Records from a data source:
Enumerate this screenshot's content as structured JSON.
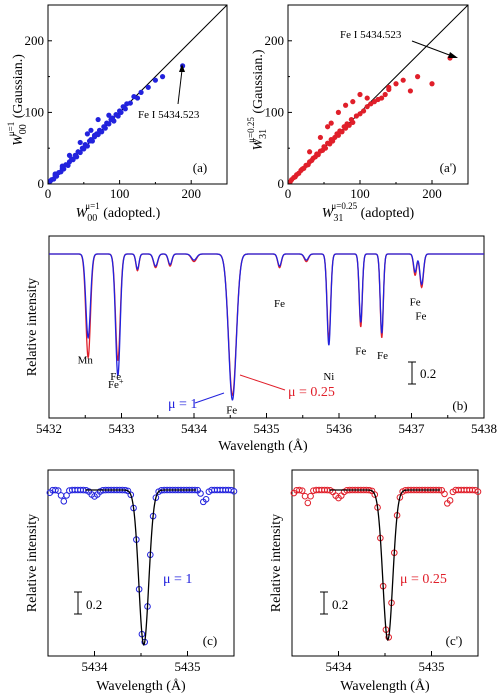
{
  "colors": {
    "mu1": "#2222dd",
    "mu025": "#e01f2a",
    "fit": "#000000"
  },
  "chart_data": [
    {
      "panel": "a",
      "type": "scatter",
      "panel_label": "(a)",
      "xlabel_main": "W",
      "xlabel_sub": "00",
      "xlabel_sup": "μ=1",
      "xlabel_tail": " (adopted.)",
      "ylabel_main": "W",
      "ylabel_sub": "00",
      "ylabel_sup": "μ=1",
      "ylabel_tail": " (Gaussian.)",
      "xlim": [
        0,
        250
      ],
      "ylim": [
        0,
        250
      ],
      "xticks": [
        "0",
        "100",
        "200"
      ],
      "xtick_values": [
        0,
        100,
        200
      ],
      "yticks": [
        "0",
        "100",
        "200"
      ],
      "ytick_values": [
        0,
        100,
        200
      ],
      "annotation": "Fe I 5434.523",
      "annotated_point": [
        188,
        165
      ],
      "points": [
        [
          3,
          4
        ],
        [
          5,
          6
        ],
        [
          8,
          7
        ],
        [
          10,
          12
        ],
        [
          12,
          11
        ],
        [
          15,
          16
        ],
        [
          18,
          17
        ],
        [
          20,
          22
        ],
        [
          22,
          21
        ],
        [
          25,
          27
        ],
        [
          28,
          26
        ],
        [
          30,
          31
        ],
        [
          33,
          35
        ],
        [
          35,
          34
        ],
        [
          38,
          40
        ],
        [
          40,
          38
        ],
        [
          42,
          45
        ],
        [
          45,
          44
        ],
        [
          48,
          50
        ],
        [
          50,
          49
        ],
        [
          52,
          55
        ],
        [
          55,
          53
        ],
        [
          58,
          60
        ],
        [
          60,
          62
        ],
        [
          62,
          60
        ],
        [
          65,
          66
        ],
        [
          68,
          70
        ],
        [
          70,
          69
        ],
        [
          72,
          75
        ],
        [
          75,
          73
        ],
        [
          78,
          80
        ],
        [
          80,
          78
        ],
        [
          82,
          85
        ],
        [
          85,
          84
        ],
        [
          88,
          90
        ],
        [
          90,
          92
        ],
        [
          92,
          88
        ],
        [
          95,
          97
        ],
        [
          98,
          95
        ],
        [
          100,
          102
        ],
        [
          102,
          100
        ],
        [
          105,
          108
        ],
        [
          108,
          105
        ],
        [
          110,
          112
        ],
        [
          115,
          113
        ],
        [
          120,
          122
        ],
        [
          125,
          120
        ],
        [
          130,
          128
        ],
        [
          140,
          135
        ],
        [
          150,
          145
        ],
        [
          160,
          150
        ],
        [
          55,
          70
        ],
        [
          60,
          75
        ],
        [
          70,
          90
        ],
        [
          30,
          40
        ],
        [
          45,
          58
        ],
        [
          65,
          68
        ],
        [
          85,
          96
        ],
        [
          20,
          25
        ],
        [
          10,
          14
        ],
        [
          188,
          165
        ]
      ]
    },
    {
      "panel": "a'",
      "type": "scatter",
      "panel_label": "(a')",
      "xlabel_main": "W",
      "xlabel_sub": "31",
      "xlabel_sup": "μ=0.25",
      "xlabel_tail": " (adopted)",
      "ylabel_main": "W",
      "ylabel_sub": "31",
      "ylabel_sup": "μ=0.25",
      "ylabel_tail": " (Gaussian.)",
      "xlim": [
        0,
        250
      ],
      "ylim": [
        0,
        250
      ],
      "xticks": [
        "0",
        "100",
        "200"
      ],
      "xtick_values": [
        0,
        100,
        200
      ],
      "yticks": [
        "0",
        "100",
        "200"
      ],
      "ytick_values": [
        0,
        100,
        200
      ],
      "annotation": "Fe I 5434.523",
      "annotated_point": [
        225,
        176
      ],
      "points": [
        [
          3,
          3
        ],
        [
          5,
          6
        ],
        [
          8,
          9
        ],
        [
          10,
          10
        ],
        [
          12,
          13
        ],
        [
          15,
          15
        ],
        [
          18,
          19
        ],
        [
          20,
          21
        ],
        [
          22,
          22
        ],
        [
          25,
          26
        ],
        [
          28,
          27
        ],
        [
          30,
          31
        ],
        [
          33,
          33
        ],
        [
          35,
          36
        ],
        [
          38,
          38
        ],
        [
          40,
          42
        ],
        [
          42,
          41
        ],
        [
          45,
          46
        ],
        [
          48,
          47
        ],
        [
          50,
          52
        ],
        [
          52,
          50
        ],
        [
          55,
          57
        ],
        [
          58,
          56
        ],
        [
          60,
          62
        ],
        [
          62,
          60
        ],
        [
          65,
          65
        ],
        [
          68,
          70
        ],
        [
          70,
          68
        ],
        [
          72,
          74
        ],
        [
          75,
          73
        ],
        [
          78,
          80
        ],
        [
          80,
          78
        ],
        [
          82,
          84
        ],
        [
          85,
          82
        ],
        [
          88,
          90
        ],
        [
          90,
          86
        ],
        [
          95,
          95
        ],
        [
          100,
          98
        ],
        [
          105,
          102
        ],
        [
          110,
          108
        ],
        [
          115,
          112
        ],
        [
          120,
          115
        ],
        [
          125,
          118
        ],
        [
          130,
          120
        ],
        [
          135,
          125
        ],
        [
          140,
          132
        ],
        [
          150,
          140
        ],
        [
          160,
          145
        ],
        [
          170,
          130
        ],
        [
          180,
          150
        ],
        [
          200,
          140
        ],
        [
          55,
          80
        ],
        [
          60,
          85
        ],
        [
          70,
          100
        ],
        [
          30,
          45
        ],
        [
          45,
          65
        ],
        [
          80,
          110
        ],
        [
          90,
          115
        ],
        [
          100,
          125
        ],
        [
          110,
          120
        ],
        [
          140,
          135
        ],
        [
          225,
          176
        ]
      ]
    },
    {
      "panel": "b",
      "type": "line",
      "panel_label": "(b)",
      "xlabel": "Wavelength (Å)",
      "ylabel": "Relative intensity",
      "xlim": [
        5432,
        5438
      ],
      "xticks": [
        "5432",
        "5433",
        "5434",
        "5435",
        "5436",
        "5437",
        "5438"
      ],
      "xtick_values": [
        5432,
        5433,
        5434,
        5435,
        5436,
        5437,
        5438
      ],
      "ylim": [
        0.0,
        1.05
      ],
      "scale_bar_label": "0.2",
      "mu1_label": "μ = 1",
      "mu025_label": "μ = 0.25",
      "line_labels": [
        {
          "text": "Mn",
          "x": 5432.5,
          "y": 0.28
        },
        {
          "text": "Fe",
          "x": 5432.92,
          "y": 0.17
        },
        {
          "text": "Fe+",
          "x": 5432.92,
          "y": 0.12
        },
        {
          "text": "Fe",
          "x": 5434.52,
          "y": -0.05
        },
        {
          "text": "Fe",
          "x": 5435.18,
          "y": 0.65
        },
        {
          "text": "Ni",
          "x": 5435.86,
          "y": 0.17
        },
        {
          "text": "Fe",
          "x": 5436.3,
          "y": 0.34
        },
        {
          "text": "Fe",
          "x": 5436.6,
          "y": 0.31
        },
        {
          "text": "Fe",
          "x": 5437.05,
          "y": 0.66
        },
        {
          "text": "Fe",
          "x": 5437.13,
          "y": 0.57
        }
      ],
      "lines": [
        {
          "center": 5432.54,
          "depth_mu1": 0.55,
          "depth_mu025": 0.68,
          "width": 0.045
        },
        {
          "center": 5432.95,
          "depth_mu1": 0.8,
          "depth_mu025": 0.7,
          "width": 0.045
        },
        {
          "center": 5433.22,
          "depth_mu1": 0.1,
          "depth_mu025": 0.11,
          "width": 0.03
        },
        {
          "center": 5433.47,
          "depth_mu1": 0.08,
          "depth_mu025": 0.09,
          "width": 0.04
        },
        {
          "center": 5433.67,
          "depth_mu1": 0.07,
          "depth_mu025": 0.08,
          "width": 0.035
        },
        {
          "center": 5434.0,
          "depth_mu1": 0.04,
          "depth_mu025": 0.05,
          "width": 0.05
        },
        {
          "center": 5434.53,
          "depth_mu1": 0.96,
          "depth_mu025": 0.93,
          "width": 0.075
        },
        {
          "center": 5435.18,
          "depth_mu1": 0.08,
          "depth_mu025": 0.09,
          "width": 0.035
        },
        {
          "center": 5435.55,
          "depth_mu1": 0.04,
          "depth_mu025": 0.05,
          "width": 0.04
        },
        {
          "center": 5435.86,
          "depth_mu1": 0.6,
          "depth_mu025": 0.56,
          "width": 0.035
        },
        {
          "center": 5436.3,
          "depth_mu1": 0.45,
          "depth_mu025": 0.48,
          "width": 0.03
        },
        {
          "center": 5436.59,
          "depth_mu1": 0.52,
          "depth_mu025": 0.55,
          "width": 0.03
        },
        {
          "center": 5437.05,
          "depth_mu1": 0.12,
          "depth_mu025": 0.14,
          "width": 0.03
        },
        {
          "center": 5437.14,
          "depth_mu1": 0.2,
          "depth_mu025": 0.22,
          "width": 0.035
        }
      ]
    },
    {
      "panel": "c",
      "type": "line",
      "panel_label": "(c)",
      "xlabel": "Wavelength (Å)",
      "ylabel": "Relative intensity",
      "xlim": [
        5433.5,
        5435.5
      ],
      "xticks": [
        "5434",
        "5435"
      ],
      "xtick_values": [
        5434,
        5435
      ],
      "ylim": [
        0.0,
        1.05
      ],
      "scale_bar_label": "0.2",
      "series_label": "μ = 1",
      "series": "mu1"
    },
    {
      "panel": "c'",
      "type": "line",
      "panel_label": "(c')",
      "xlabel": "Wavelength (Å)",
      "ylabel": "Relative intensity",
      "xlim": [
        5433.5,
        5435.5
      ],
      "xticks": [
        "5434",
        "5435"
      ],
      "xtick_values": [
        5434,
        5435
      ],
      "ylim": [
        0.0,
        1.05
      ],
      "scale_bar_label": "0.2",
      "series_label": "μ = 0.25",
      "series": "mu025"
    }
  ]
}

» **Challenge**:
From the listing above, copy out each line where the word "adopted" appears.

» **The output**:
      "xlabel_tail": " (adopted.)",
      "xlabel_tail": " (adopted)",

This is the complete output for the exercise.